• **Exercise objective**: Each line of the listing that contains the word "Дубна" is to be copied.

• **Input for this task**:

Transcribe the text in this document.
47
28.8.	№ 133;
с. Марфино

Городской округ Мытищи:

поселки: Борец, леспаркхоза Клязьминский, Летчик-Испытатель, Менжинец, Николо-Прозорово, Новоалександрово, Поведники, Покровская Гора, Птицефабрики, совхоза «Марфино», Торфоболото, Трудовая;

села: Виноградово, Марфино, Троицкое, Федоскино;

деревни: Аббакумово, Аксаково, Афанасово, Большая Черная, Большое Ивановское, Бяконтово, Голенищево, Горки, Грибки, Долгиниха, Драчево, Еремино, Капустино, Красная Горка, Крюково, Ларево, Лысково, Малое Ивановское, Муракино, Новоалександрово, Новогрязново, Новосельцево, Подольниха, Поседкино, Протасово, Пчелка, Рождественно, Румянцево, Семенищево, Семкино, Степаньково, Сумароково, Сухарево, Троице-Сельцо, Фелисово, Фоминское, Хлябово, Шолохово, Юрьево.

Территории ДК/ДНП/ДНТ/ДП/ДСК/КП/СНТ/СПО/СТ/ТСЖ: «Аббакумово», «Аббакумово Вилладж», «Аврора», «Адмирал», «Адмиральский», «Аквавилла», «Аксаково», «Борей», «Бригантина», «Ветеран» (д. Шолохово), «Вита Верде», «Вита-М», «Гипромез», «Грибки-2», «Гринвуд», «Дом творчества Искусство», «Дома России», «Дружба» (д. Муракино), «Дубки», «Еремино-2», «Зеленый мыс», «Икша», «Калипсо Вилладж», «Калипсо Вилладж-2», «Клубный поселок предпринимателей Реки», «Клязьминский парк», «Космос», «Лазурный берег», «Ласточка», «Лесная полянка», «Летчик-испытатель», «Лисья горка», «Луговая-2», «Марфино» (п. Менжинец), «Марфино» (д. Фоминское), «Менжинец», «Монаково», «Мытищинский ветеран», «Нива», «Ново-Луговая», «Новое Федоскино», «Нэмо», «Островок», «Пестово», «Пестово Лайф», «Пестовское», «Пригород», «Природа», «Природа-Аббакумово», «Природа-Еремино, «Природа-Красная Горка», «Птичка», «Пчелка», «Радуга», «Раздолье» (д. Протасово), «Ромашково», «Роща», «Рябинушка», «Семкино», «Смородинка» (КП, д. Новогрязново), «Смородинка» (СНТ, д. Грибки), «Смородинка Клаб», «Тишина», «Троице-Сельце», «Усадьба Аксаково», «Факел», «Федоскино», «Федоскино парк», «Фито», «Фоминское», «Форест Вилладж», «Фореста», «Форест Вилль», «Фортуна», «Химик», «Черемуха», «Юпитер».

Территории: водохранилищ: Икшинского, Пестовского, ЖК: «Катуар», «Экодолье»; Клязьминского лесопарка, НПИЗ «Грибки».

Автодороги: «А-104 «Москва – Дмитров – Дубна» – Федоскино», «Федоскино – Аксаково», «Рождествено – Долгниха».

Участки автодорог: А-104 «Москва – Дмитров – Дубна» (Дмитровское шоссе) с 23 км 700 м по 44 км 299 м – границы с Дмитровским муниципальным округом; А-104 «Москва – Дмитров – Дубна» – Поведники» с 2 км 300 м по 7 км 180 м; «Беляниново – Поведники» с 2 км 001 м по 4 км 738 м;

• **Answer to the task**:
Автодороги: «А-104 «Москва – Дмитров – Дубна» – Федоскино», «Федоскино – Аксаково», «Рождествено – Долгниха».
Участки автодорог: А-104 «Москва – Дмитров – Дубна» (Дмитровское шоссе) с 23 км 700 м по 44 км 299 м – границы с Дмитровским муниципальным округом; А-104 «Москва – Дмитров – Дубна» – Поведники» с 2 км 300 м по 7 км 180 м; «Беляниново – Поведники» с 2 км 001 м по 4 км 738 м;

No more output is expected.